Records that describe figures
(begin)
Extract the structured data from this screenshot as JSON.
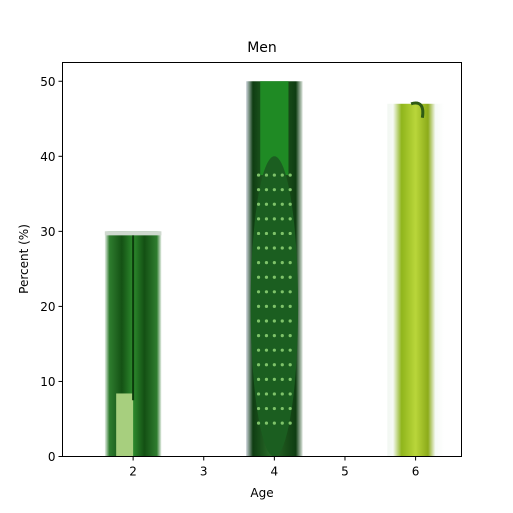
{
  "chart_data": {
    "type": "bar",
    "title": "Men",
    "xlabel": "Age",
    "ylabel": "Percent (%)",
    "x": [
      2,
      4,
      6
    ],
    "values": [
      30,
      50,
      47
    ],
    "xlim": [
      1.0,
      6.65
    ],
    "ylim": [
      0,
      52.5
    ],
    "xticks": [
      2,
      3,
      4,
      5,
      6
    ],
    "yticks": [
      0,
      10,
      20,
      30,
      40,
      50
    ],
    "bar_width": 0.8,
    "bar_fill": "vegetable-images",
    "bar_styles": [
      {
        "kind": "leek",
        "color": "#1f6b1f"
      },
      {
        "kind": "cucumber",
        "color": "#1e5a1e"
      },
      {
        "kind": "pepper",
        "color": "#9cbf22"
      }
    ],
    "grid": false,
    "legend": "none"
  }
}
(end)
■ WHAT IS NEEDED
Wherever the word "kind" occurs in a line of the listing, copy that line.

■ PROBLEM SOLUTION
        "kind": "leek",
        "kind": "cucumber",
        "kind": "pepper",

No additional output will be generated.